Instruction.
Reproduce the listing below without any change.

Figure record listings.

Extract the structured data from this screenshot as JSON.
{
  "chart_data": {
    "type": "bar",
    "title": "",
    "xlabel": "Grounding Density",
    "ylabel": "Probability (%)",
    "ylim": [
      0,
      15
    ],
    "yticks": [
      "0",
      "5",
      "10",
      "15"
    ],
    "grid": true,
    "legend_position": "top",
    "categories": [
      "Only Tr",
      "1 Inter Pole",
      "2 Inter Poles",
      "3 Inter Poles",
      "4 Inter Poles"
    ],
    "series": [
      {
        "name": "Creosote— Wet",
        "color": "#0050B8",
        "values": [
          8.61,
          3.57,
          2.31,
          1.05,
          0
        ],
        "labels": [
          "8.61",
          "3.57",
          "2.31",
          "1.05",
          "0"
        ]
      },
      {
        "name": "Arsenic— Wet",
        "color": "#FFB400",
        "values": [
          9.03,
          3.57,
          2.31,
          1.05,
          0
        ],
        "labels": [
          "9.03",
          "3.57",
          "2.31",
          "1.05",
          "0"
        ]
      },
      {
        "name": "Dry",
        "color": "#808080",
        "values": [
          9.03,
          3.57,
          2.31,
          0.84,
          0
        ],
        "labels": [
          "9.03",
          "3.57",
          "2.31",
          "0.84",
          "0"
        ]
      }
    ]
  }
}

Answer for the task.
Extract the structured data from this screenshot as JSON.
{
  "chart_data": {
    "type": "bar",
    "title": "",
    "xlabel": "Grounding Density",
    "ylabel": "Probability (%)",
    "ylim": [
      0,
      15
    ],
    "yticks": [
      "0",
      "5",
      "10",
      "15"
    ],
    "grid": true,
    "legend_position": "top",
    "categories": [
      "Only Tr",
      "1 Inter Pole",
      "2 Inter Poles",
      "3 Inter Poles",
      "4 Inter Poles"
    ],
    "series": [
      {
        "name": "Creosote— Wet",
        "color": "#0050B8",
        "values": [
          8.61,
          3.57,
          2.31,
          1.05,
          0
        ],
        "labels": [
          "8.61",
          "3.57",
          "2.31",
          "1.05",
          "0"
        ]
      },
      {
        "name": "Arsenic— Wet",
        "color": "#FFB400",
        "values": [
          9.03,
          3.57,
          2.31,
          1.05,
          0
        ],
        "labels": [
          "9.03",
          "3.57",
          "2.31",
          "1.05",
          "0"
        ]
      },
      {
        "name": "Dry",
        "color": "#808080",
        "values": [
          9.03,
          3.57,
          2.31,
          0.84,
          0
        ],
        "labels": [
          "9.03",
          "3.57",
          "2.31",
          "0.84",
          "0"
        ]
      }
    ]
  }
}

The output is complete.